Request: Return only the count of lines in which the word "frac" appears.

======== Data rows

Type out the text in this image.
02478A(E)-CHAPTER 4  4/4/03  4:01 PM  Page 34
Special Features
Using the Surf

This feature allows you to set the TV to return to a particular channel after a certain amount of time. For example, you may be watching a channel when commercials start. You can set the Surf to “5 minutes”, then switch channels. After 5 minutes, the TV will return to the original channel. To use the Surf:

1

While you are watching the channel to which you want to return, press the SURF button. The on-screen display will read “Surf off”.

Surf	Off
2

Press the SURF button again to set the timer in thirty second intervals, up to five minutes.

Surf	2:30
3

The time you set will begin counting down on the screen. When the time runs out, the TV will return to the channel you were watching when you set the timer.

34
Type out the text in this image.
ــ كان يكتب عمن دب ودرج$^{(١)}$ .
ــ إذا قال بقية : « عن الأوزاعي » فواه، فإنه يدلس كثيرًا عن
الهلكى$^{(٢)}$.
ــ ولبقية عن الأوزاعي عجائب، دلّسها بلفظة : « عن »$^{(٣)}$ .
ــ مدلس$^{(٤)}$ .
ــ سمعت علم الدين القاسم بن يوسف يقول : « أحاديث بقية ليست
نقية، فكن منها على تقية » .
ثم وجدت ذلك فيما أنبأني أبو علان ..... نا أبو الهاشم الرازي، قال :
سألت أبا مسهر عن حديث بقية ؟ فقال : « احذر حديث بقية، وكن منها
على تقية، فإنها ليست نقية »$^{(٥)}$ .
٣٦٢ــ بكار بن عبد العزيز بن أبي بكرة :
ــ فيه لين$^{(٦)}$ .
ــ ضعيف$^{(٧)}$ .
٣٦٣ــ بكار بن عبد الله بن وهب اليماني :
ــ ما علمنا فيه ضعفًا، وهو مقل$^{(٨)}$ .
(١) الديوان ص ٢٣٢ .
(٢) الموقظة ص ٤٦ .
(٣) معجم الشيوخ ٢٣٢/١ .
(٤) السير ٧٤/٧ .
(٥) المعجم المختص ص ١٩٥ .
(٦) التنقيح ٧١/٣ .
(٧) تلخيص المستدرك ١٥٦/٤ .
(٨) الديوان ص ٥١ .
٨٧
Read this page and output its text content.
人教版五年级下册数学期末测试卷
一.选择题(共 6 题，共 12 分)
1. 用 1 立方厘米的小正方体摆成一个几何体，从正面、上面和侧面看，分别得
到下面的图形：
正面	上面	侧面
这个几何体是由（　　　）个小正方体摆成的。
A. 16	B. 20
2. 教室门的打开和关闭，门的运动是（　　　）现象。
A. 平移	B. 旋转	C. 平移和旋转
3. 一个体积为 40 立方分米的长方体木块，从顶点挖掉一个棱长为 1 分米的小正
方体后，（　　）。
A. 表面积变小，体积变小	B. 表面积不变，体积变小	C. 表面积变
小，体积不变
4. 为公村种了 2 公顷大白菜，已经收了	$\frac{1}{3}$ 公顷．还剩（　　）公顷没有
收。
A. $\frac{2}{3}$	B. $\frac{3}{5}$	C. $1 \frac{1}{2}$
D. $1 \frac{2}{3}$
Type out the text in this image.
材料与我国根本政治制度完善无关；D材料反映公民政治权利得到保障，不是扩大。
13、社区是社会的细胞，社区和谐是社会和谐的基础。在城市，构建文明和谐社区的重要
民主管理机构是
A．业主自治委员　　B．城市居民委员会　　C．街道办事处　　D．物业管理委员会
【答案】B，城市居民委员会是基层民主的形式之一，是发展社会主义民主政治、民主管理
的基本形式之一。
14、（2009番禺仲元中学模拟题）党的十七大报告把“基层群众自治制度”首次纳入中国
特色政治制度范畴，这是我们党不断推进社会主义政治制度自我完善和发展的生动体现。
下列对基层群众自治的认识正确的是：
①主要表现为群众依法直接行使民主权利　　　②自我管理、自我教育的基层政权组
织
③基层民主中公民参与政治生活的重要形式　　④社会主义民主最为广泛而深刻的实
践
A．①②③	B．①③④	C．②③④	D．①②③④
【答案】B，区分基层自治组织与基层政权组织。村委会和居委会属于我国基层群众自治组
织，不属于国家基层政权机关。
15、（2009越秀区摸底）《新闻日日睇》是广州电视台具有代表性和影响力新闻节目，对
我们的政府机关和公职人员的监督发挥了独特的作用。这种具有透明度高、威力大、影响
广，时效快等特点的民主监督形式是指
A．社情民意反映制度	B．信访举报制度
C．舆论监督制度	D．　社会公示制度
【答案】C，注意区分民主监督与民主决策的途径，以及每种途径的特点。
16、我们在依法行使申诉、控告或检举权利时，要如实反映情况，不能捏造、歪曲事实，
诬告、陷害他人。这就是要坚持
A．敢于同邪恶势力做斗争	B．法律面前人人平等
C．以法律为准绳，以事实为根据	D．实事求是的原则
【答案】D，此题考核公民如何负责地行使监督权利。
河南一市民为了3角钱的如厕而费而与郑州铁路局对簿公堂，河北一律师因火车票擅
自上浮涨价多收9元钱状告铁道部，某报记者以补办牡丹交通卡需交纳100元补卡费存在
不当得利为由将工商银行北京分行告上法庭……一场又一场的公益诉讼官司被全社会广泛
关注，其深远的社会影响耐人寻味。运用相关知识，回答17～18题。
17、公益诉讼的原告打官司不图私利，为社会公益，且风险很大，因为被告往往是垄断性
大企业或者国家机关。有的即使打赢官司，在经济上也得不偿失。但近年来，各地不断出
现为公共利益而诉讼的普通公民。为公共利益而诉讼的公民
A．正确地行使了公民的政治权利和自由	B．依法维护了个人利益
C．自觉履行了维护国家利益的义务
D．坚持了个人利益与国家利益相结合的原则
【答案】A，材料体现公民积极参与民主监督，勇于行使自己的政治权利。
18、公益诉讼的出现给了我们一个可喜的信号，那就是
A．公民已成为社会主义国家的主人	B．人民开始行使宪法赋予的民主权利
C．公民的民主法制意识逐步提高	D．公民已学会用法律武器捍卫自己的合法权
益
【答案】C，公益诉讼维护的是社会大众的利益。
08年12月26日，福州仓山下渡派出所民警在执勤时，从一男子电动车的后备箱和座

================

Written answer: 3